> _Stated exercise_
Reproduce the following material exactly, including every line.

(Figure contents as structured data)
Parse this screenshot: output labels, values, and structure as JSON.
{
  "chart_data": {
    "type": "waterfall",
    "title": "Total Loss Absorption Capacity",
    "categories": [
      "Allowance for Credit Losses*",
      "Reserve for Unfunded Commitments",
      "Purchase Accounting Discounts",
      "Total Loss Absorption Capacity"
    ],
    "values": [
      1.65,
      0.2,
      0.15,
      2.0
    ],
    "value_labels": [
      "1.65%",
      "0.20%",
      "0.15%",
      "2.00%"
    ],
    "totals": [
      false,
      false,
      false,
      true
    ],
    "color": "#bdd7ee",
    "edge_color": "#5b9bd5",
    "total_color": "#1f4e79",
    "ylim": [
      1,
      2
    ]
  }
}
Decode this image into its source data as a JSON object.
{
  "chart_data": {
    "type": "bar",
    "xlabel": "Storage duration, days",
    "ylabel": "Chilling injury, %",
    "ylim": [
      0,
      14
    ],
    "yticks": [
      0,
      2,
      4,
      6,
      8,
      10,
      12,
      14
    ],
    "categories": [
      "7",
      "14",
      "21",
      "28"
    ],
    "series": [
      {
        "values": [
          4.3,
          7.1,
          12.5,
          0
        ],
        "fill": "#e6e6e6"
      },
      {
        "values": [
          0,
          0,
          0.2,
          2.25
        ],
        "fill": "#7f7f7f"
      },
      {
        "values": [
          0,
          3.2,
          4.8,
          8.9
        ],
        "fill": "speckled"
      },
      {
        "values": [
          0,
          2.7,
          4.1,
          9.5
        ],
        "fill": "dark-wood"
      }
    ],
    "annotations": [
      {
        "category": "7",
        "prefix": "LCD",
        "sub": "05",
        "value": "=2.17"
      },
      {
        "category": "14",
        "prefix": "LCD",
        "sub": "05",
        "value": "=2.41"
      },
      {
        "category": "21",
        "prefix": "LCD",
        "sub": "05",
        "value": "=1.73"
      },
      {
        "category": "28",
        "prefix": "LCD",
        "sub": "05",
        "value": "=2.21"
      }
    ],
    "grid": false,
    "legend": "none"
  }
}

> _Problem solution_
Parse this screenshot: output labels, values, and structure as JSON.
{
  "chart_data": {
    "type": "waterfall",
    "title": "Total Loss Absorption Capacity",
    "categories": [
      "Allowance for Credit Losses*",
      "Reserve for Unfunded Commitments",
      "Purchase Accounting Discounts",
      "Total Loss Absorption Capacity"
    ],
    "values": [
      1.65,
      0.2,
      0.15,
      2.0
    ],
    "value_labels": [
      "1.65%",
      "0.20%",
      "0.15%",
      "2.00%"
    ],
    "totals": [
      false,
      false,
      false,
      true
    ],
    "color": "#bdd7ee",
    "edge_color": "#5b9bd5",
    "total_color": "#1f4e79",
    "ylim": [
      1,
      2
    ]
  }
}
Decode this image into its source data as a JSON object.
{
  "chart_data": {
    "type": "bar",
    "xlabel": "Storage duration, days",
    "ylabel": "Chilling injury, %",
    "ylim": [
      0,
      14
    ],
    "yticks": [
      0,
      2,
      4,
      6,
      8,
      10,
      12,
      14
    ],
    "categories": [
      "7",
      "14",
      "21",
      "28"
    ],
    "series": [
      {
        "values": [
          4.3,
          7.1,
          12.5,
          0
        ],
        "fill": "#e6e6e6"
      },
      {
        "values": [
          0,
          0,
          0.2,
          2.25
        ],
        "fill": "#7f7f7f"
      },
      {
        "values": [
          0,
          3.2,
          4.8,
          8.9
        ],
        "fill": "speckled"
      },
      {
        "values": [
          0,
          2.7,
          4.1,
          9.5
        ],
        "fill": "dark-wood"
      }
    ],
    "annotations": [
      {
        "category": "7",
        "prefix": "LCD",
        "sub": "05",
        "value": "=2.17"
      },
      {
        "category": "14",
        "prefix": "LCD",
        "sub": "05",
        "value": "=2.41"
      },
      {
        "category": "21",
        "prefix": "LCD",
        "sub": "05",
        "value": "=1.73"
      },
      {
        "category": "28",
        "prefix": "LCD",
        "sub": "05",
        "value": "=2.21"
      }
    ],
    "grid": false,
    "legend": "none"
  }
}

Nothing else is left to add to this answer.